> [Data supplied]:
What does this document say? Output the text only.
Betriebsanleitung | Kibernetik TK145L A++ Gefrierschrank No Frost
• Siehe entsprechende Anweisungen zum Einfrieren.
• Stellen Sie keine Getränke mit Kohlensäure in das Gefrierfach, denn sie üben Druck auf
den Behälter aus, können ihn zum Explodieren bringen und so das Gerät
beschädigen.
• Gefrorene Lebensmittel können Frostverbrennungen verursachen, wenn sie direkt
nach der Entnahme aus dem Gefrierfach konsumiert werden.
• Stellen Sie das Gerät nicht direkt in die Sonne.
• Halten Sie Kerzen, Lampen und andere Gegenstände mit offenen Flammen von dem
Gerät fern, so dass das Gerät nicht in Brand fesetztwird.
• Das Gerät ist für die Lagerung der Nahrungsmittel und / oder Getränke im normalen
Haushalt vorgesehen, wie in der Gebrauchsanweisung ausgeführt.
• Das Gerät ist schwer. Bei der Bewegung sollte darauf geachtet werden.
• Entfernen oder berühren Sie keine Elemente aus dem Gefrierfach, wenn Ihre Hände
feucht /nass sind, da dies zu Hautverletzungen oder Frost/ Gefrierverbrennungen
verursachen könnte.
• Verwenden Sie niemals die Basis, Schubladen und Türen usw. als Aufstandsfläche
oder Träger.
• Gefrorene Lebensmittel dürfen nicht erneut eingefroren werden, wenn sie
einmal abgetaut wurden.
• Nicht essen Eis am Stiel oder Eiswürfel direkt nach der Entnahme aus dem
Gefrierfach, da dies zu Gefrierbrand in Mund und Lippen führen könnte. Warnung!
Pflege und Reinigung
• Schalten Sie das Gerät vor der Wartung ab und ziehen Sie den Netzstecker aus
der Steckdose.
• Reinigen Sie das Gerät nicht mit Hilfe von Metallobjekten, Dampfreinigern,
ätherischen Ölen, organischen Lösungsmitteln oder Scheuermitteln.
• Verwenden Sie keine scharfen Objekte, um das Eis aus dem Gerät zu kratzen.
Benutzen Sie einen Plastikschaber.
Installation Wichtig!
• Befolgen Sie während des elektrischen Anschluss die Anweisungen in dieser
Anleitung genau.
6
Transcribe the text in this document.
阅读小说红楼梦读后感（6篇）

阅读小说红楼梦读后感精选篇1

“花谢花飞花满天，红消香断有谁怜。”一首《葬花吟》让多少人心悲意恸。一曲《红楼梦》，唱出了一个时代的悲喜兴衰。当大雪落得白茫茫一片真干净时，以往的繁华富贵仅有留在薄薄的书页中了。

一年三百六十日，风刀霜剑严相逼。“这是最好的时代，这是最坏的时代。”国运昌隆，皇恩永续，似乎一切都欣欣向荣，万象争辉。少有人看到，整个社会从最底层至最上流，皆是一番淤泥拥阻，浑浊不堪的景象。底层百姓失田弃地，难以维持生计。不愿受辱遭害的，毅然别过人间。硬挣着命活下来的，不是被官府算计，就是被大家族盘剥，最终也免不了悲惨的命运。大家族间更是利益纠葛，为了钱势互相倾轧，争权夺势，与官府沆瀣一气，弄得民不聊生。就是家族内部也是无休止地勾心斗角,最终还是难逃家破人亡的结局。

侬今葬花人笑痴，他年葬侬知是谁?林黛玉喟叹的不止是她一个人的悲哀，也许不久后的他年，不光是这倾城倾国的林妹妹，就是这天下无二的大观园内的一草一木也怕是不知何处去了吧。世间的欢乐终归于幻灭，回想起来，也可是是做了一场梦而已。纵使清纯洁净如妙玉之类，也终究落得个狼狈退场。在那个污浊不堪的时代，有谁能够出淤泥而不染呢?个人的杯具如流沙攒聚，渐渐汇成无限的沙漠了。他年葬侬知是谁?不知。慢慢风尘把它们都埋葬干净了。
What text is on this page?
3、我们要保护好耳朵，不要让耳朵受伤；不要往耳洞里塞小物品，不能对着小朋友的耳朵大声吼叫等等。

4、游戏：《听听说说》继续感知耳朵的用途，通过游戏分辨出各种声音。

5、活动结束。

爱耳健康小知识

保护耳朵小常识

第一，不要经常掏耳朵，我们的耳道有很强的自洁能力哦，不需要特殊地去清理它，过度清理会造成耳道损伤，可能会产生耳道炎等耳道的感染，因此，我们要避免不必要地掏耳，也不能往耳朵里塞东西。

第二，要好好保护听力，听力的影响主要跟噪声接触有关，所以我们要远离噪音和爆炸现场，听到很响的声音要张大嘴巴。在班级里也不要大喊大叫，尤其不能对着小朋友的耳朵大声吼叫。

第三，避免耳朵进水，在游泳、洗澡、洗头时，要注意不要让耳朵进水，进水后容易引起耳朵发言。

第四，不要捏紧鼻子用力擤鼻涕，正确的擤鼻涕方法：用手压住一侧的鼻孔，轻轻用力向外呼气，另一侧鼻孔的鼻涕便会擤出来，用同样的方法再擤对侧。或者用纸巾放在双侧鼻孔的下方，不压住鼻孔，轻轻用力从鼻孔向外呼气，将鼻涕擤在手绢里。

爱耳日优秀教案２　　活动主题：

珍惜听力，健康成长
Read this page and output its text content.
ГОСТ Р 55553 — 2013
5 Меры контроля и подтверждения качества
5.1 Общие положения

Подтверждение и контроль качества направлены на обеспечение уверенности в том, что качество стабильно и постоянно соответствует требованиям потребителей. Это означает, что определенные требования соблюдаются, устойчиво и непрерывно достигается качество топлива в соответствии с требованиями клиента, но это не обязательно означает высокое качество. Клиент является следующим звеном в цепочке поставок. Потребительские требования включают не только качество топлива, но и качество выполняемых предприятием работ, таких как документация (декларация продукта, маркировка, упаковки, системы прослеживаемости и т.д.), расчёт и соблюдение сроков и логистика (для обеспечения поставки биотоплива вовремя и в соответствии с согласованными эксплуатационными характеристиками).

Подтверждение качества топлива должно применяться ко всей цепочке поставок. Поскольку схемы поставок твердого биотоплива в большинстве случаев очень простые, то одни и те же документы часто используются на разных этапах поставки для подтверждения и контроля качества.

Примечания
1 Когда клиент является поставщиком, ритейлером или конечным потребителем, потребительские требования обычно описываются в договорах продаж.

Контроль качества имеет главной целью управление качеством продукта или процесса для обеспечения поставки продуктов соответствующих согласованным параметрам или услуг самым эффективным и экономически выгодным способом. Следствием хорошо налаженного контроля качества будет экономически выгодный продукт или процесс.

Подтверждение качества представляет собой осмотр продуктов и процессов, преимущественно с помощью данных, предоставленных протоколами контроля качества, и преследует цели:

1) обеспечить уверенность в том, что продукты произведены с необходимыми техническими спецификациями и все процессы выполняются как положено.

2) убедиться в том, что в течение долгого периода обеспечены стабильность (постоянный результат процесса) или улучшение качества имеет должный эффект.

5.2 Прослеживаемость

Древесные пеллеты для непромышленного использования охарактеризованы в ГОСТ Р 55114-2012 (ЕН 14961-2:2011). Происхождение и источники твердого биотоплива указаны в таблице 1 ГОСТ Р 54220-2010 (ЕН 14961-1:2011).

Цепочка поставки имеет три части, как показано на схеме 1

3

> [Exercise description]:
Reproduce every record, matching each line exactly.

> [The reply]:
What does this document say? Output the text only.
Betriebsanleitung | Kibernetik TK145L A++ Gefrierschrank No Frost
• Siehe entsprechende Anweisungen zum Einfrieren.
• Stellen Sie keine Getränke mit Kohlensäure in das Gefrierfach, denn sie üben Druck auf
den Behälter aus, können ihn zum Explodieren bringen und so das Gerät
beschädigen.
• Gefrorene Lebensmittel können Frostverbrennungen verursachen, wenn sie direkt
nach der Entnahme aus dem Gefrierfach konsumiert werden.
• Stellen Sie das Gerät nicht direkt in die Sonne.
• Halten Sie Kerzen, Lampen und andere Gegenstände mit offenen Flammen von dem
Gerät fern, so dass das Gerät nicht in Brand fesetztwird.
• Das Gerät ist für die Lagerung der Nahrungsmittel und / oder Getränke im normalen
Haushalt vorgesehen, wie in der Gebrauchsanweisung ausgeführt.
• Das Gerät ist schwer. Bei der Bewegung sollte darauf geachtet werden.
• Entfernen oder berühren Sie keine Elemente aus dem Gefrierfach, wenn Ihre Hände
feucht /nass sind, da dies zu Hautverletzungen oder Frost/ Gefrierverbrennungen
verursachen könnte.
• Verwenden Sie niemals die Basis, Schubladen und Türen usw. als Aufstandsfläche
oder Träger.
• Gefrorene Lebensmittel dürfen nicht erneut eingefroren werden, wenn sie
einmal abgetaut wurden.
• Nicht essen Eis am Stiel oder Eiswürfel direkt nach der Entnahme aus dem
Gefrierfach, da dies zu Gefrierbrand in Mund und Lippen führen könnte. Warnung!
Pflege und Reinigung
• Schalten Sie das Gerät vor der Wartung ab und ziehen Sie den Netzstecker aus
der Steckdose.
• Reinigen Sie das Gerät nicht mit Hilfe von Metallobjekten, Dampfreinigern,
ätherischen Ölen, organischen Lösungsmitteln oder Scheuermitteln.
• Verwenden Sie keine scharfen Objekte, um das Eis aus dem Gerät zu kratzen.
Benutzen Sie einen Plastikschaber.
Installation Wichtig!
• Befolgen Sie während des elektrischen Anschluss die Anweisungen in dieser
Anleitung genau.
6
Transcribe the text in this document.
阅读小说红楼梦读后感（6篇）

阅读小说红楼梦读后感精选篇1

“花谢花飞花满天，红消香断有谁怜。”一首《葬花吟》让多少人心悲意恸。一曲《红楼梦》，唱出了一个时代的悲喜兴衰。当大雪落得白茫茫一片真干净时，以往的繁华富贵仅有留在薄薄的书页中了。

一年三百六十日，风刀霜剑严相逼。“这是最好的时代，这是最坏的时代。”国运昌隆，皇恩永续，似乎一切都欣欣向荣，万象争辉。少有人看到，整个社会从最底层至最上流，皆是一番淤泥拥阻，浑浊不堪的景象。底层百姓失田弃地，难以维持生计。不愿受辱遭害的，毅然别过人间。硬挣着命活下来的，不是被官府算计，就是被大家族盘剥，最终也免不了悲惨的命运。大家族间更是利益纠葛，为了钱势互相倾轧，争权夺势，与官府沆瀣一气，弄得民不聊生。就是家族内部也是无休止地勾心斗角,最终还是难逃家破人亡的结局。

侬今葬花人笑痴，他年葬侬知是谁?林黛玉喟叹的不止是她一个人的悲哀，也许不久后的他年，不光是这倾城倾国的林妹妹，就是这天下无二的大观园内的一草一木也怕是不知何处去了吧。世间的欢乐终归于幻灭，回想起来，也可是是做了一场梦而已。纵使清纯洁净如妙玉之类，也终究落得个狼狈退场。在那个污浊不堪的时代，有谁能够出淤泥而不染呢?个人的杯具如流沙攒聚，渐渐汇成无限的沙漠了。他年葬侬知是谁?不知。慢慢风尘把它们都埋葬干净了。
What text is on this page?
3、我们要保护好耳朵，不要让耳朵受伤；不要往耳洞里塞小物品，不能对着小朋友的耳朵大声吼叫等等。

4、游戏：《听听说说》继续感知耳朵的用途，通过游戏分辨出各种声音。

5、活动结束。

爱耳健康小知识

保护耳朵小常识

第一，不要经常掏耳朵，我们的耳道有很强的自洁能力哦，不需要特殊地去清理它，过度清理会造成耳道损伤，可能会产生耳道炎等耳道的感染，因此，我们要避免不必要地掏耳，也不能往耳朵里塞东西。

第二，要好好保护听力，听力的影响主要跟噪声接触有关，所以我们要远离噪音和爆炸现场，听到很响的声音要张大嘴巴。在班级里也不要大喊大叫，尤其不能对着小朋友的耳朵大声吼叫。

第三，避免耳朵进水，在游泳、洗澡、洗头时，要注意不要让耳朵进水，进水后容易引起耳朵发言。

第四，不要捏紧鼻子用力擤鼻涕，正确的擤鼻涕方法：用手压住一侧的鼻孔，轻轻用力向外呼气，另一侧鼻孔的鼻涕便会擤出来，用同样的方法再擤对侧。或者用纸巾放在双侧鼻孔的下方，不压住鼻孔，轻轻用力从鼻孔向外呼气，将鼻涕擤在手绢里。

爱耳日优秀教案２　　活动主题：

珍惜听力，健康成长
Read this page and output its text content.
ГОСТ Р 55553 — 2013
5 Меры контроля и подтверждения качества
5.1 Общие положения

Подтверждение и контроль качества направлены на обеспечение уверенности в том, что качество стабильно и постоянно соответствует требованиям потребителей. Это означает, что определенные требования соблюдаются, устойчиво и непрерывно достигается качество топлива в соответствии с требованиями клиента, но это не обязательно означает высокое качество. Клиент является следующим звеном в цепочке поставок. Потребительские требования включают не только качество топлива, но и качество выполняемых предприятием работ, таких как документация (декларация продукта, маркировка, упаковки, системы прослеживаемости и т.д.), расчёт и соблюдение сроков и логистика (для обеспечения поставки биотоплива вовремя и в соответствии с согласованными эксплуатационными характеристиками).

Подтверждение качества топлива должно применяться ко всей цепочке поставок. Поскольку схемы поставок твердого биотоплива в большинстве случаев очень простые, то одни и те же документы часто используются на разных этапах поставки для подтверждения и контроля качества.

Примечания
1 Когда клиент является поставщиком, ритейлером или конечным потребителем, потребительские требования обычно описываются в договорах продаж.

Контроль качества имеет главной целью управление качеством продукта или процесса для обеспечения поставки продуктов соответствующих согласованным параметрам или услуг самым эффективным и экономически выгодным способом. Следствием хорошо налаженного контроля качества будет экономически выгодный продукт или процесс.

Подтверждение качества представляет собой осмотр продуктов и процессов, преимущественно с помощью данных, предоставленных протоколами контроля качества, и преследует цели:

1) обеспечить уверенность в том, что продукты произведены с необходимыми техническими спецификациями и все процессы выполняются как положено.

2) убедиться в том, что в течение долгого периода обеспечены стабильность (постоянный результат процесса) или улучшение качества имеет должный эффект.

5.2 Прослеживаемость

Древесные пеллеты для непромышленного использования охарактеризованы в ГОСТ Р 55114-2012 (ЕН 14961-2:2011). Происхождение и источники твердого биотоплива указаны в таблице 1 ГОСТ Р 54220-2010 (ЕН 14961-1:2011).

Цепочка поставки имеет три части, как показано на схеме 1

3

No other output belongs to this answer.